■ Exercise details: Scan the entries below and extract each line with the word "influence" in it.

[Stored items]
---*---

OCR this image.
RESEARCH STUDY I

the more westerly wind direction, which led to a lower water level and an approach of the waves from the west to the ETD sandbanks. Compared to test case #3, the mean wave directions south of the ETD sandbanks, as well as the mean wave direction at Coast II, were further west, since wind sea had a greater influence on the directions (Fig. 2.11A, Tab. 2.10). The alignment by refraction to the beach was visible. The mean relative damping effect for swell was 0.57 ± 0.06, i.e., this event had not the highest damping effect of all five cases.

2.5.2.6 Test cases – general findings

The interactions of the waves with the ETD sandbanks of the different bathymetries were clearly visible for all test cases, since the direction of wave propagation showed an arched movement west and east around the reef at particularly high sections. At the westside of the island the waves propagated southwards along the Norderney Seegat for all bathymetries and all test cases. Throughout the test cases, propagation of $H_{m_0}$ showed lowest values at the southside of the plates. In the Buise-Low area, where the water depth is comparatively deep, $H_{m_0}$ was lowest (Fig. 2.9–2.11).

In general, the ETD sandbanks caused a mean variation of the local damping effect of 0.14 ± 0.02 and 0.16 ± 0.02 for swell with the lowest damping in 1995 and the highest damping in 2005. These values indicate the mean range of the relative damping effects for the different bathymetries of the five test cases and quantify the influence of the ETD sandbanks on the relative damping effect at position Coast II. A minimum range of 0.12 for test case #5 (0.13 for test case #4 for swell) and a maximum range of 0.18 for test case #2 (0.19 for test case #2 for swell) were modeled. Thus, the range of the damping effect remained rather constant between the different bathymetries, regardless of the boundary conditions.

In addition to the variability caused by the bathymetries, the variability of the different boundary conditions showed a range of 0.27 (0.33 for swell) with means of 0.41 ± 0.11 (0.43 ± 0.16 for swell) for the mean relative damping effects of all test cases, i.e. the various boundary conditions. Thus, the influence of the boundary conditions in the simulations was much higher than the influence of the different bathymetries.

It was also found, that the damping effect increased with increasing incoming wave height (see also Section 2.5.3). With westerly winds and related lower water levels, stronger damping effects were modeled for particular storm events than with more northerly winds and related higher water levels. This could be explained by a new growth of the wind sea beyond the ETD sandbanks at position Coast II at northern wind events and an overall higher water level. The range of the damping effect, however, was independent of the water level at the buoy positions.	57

---*---

■ Complete output:
the more westerly wind direction, which led to a lower water level and an approach of the waves from the west to the ETD sandbanks. Compared to test case #3, the mean wave directions south of the ETD sandbanks, as well as the mean wave direction at Coast II, were further west, since wind sea had a greater influence on the directions (Fig. 2.11A, Tab. 2.10). The alignment by refraction to the beach was visible. The mean relative damping effect for swell was 0.57 ± 0.06, i.e., this event had not the highest damping effect of all five cases.
In general, the ETD sandbanks caused a mean variation of the local damping effect of 0.14 ± 0.02 and 0.16 ± 0.02 for swell with the lowest damping in 1995 and the highest damping in 2005. These values indicate the mean range of the relative damping effects for the different bathymetries of the five test cases and quantify the influence of the ETD sandbanks on the relative damping effect at position Coast II. A minimum range of 0.12 for test case #5 (0.13 for test case #4 for swell) and a maximum range of 0.18 for test case #2 (0.19 for test case #2 for swell) were modeled. Thus, the range of the damping effect remained rather constant between the different bathymetries, regardless of the boundary conditions.
In addition to the variability caused by the bathymetries, the variability of the different boundary conditions showed a range of 0.27 (0.33 for swell) with means of 0.41 ± 0.11 (0.43 ± 0.16 for swell) for the mean relative damping effects of all test cases, i.e. the various boundary conditions. Thus, the influence of the boundary conditions in the simulations was much higher than the influence of the different bathymetries.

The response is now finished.